→ **Work required**:
Could you give the data below again, exactly and completely?

→ **Given records**:
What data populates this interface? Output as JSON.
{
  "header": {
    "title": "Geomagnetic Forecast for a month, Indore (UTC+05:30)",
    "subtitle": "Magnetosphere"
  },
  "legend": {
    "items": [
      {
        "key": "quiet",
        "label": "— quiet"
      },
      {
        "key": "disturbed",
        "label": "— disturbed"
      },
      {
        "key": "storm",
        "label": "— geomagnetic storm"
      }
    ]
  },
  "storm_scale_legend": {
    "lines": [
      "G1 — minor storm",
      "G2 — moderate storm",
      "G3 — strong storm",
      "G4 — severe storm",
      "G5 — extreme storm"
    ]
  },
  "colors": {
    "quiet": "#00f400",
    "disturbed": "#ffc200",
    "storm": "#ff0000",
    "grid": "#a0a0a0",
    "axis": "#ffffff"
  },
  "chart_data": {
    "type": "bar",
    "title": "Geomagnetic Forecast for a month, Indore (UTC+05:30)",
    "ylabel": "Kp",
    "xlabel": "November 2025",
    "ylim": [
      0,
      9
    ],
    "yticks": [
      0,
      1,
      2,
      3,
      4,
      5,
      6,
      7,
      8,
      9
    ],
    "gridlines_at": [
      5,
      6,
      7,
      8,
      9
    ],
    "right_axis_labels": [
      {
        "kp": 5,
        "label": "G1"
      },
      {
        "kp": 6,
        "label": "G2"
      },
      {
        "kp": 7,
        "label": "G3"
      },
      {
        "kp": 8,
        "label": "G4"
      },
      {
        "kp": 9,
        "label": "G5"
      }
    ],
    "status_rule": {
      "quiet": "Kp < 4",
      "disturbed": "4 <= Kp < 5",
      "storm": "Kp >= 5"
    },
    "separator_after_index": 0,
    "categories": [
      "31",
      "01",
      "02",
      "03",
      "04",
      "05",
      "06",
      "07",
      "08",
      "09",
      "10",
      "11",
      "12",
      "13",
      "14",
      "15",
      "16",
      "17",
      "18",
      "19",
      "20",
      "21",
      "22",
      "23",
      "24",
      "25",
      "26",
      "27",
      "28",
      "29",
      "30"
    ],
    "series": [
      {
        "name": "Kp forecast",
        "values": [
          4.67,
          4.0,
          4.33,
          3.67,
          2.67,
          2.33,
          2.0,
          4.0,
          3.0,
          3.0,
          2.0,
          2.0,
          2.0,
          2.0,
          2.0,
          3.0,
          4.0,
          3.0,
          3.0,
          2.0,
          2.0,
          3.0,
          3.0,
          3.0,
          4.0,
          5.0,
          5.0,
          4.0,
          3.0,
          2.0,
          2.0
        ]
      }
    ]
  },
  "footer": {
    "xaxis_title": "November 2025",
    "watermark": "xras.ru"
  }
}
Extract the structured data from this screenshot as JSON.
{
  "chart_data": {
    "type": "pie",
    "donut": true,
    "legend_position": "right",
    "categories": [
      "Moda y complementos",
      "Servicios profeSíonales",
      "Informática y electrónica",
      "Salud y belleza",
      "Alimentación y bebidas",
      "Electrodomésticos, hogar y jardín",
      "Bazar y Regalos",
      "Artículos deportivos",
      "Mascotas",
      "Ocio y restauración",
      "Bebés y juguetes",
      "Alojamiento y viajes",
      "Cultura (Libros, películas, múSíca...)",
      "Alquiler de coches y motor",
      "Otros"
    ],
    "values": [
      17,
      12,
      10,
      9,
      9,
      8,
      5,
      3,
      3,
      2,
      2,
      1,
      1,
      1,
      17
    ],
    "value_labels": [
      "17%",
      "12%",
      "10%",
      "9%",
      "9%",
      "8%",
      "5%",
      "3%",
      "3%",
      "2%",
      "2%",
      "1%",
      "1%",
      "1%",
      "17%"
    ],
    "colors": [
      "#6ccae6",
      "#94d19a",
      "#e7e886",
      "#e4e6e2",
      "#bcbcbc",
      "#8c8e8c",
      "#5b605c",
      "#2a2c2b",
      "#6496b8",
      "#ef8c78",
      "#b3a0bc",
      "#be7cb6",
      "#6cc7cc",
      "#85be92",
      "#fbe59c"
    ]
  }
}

→ **Response to the exercise**:
What data populates this interface? Output as JSON.
{
  "header": {
    "title": "Geomagnetic Forecast for a month, Indore (UTC+05:30)",
    "subtitle": "Magnetosphere"
  },
  "legend": {
    "items": [
      {
        "key": "quiet",
        "label": "— quiet"
      },
      {
        "key": "disturbed",
        "label": "— disturbed"
      },
      {
        "key": "storm",
        "label": "— geomagnetic storm"
      }
    ]
  },
  "storm_scale_legend": {
    "lines": [
      "G1 — minor storm",
      "G2 — moderate storm",
      "G3 — strong storm",
      "G4 — severe storm",
      "G5 — extreme storm"
    ]
  },
  "colors": {
    "quiet": "#00f400",
    "disturbed": "#ffc200",
    "storm": "#ff0000",
    "grid": "#a0a0a0",
    "axis": "#ffffff"
  },
  "chart_data": {
    "type": "bar",
    "title": "Geomagnetic Forecast for a month, Indore (UTC+05:30)",
    "ylabel": "Kp",
    "xlabel": "November 2025",
    "ylim": [
      0,
      9
    ],
    "yticks": [
      0,
      1,
      2,
      3,
      4,
      5,
      6,
      7,
      8,
      9
    ],
    "gridlines_at": [
      5,
      6,
      7,
      8,
      9
    ],
    "right_axis_labels": [
      {
        "kp": 5,
        "label": "G1"
      },
      {
        "kp": 6,
        "label": "G2"
      },
      {
        "kp": 7,
        "label": "G3"
      },
      {
        "kp": 8,
        "label": "G4"
      },
      {
        "kp": 9,
        "label": "G5"
      }
    ],
    "status_rule": {
      "quiet": "Kp < 4",
      "disturbed": "4 <= Kp < 5",
      "storm": "Kp >= 5"
    },
    "separator_after_index": 0,
    "categories": [
      "31",
      "01",
      "02",
      "03",
      "04",
      "05",
      "06",
      "07",
      "08",
      "09",
      "10",
      "11",
      "12",
      "13",
      "14",
      "15",
      "16",
      "17",
      "18",
      "19",
      "20",
      "21",
      "22",
      "23",
      "24",
      "25",
      "26",
      "27",
      "28",
      "29",
      "30"
    ],
    "series": [
      {
        "name": "Kp forecast",
        "values": [
          4.67,
          4.0,
          4.33,
          3.67,
          2.67,
          2.33,
          2.0,
          4.0,
          3.0,
          3.0,
          2.0,
          2.0,
          2.0,
          2.0,
          2.0,
          3.0,
          4.0,
          3.0,
          3.0,
          2.0,
          2.0,
          3.0,
          3.0,
          3.0,
          4.0,
          5.0,
          5.0,
          4.0,
          3.0,
          2.0,
          2.0
        ]
      }
    ]
  },
  "footer": {
    "xaxis_title": "November 2025",
    "watermark": "xras.ru"
  }
}
Extract the structured data from this screenshot as JSON.
{
  "chart_data": {
    "type": "pie",
    "donut": true,
    "legend_position": "right",
    "categories": [
      "Moda y complementos",
      "Servicios profeSíonales",
      "Informática y electrónica",
      "Salud y belleza",
      "Alimentación y bebidas",
      "Electrodomésticos, hogar y jardín",
      "Bazar y Regalos",
      "Artículos deportivos",
      "Mascotas",
      "Ocio y restauración",
      "Bebés y juguetes",
      "Alojamiento y viajes",
      "Cultura (Libros, películas, múSíca...)",
      "Alquiler de coches y motor",
      "Otros"
    ],
    "values": [
      17,
      12,
      10,
      9,
      9,
      8,
      5,
      3,
      3,
      2,
      2,
      1,
      1,
      1,
      17
    ],
    "value_labels": [
      "17%",
      "12%",
      "10%",
      "9%",
      "9%",
      "8%",
      "5%",
      "3%",
      "3%",
      "2%",
      "2%",
      "1%",
      "1%",
      "1%",
      "17%"
    ],
    "colors": [
      "#6ccae6",
      "#94d19a",
      "#e7e886",
      "#e4e6e2",
      "#bcbcbc",
      "#8c8e8c",
      "#5b605c",
      "#2a2c2b",
      "#6496b8",
      "#ef8c78",
      "#b3a0bc",
      "#be7cb6",
      "#6cc7cc",
      "#85be92",
      "#fbe59c"
    ]
  }
}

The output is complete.